__WHAT IS BEING ASKED__.
Below are some records. How many of their lines contain the string "axis"? Answer with the number alone.

__Page records with their text__.
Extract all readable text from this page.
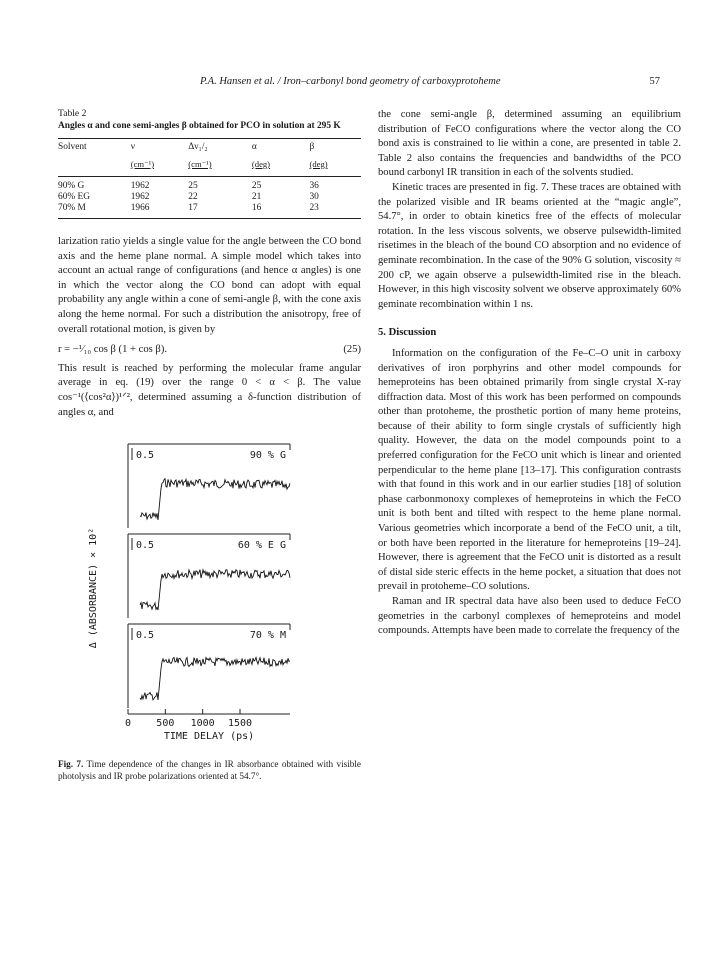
P.A. Hansen et al. / Iron–carbonyl bond geometry of carboxyprotoheme	57
Table 2
Angles α and cone semi-angles β obtained for PCO in solution at 295 K
Solvent	ν	Δν₁/₂	α	β
	(cm⁻¹)	(cm⁻¹)	(deg)	(deg)
90% G	1962	25	25	36
60% EG	1962	22	21	30
70% M	1966	17	16	23

larization ratio yields a single value for the angle between the CO bond axis and the heme plane normal. A simple model which takes into account an actual range of configurations (and hence α angles) is one in which the vector along the CO bond can adopt with equal probability any angle within a cone of semi-angle β, with the cone axis along the heme normal. For such a distribution the anisotropy, free of overall rotational motion, is given by

r = −¹⁄₁₀ cos β (1 + cos β).	(25)

This result is reached by performing the molecular frame angular average in eq. (19) over the range 0 < α < β. The value cos⁻¹(⟨cos²α⟩)¹ᐟ², determined assuming a δ-function distribution of angles α, and

0.5	90 % G
0.5	60 % E G
0.5	70 % M
0	500 1000 1500
TIME DELAY (ps)
Δ (ABSORBANCE) × 10²

Fig. 7. Time dependence of the changes in IR absorbance obtained with visible photolysis and IR probe polarizations oriented at 54.7°.

the cone semi-angle β, determined assuming an equilibrium distribution of FeCO configurations where the vector along the CO bond axis is constrained to lie within a cone, are presented in table 2. Table 2 also contains the frequencies and bandwidths of the PCO bound carbonyl IR transition in each of the solvents studied.

Kinetic traces are presented in fig. 7. These traces are obtained with the polarized visible and IR beams oriented at the “magic angle”, 54.7°, in order to obtain kinetics free of the effects of molecular rotation. In the less viscous solvents, we observe pulsewidth-limited risetimes in the bleach of the bound CO absorption and no evidence of geminate recombination. In the case of the 90% G solution, viscosity ≈ 200 cP, we again observe a pulsewidth-limited rise in the bleach. However, in this high viscosity solvent we observe approximately 60% geminate recombination within 1 ns.

5. Discussion

Information on the configuration of the Fe–C–O unit in carboxy derivatives of iron porphyrins and other model compounds for hemeproteins has been obtained primarily from single crystal X-ray diffraction data. Most of this work has been performed on compounds other than protoheme, the prosthetic portion of many heme proteins, because of their ability to form single crystals of sufficiently high quality. However, the data on the model compounds point to a preferred configuration for the FeCO unit which is linear and oriented perpendicular to the heme plane [13–17]. This configuration contrasts with that found in this work and in our earlier studies [18] of solution phase carbonmonoxy complexes of hemeproteins in which the FeCO unit is both bent and tilted with respect to the heme plane normal. Various geometries which incorporate a bend of the FeCO unit, a tilt, or both have been reported in the literature for hemeproteins [19–24]. However, there is agreement that the FeCO unit is distorted as a result of distal side steric effects in the heme pocket, a situation that does not prevail in protoheme–CO solutions.

Raman and IR spectral data have also been used to deduce FeCO geometries in the carbonyl complexes of hemeproteins and model compounds. Attempts have been made to correlate the frequency of the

__RESULT OF THIS TASK__.
2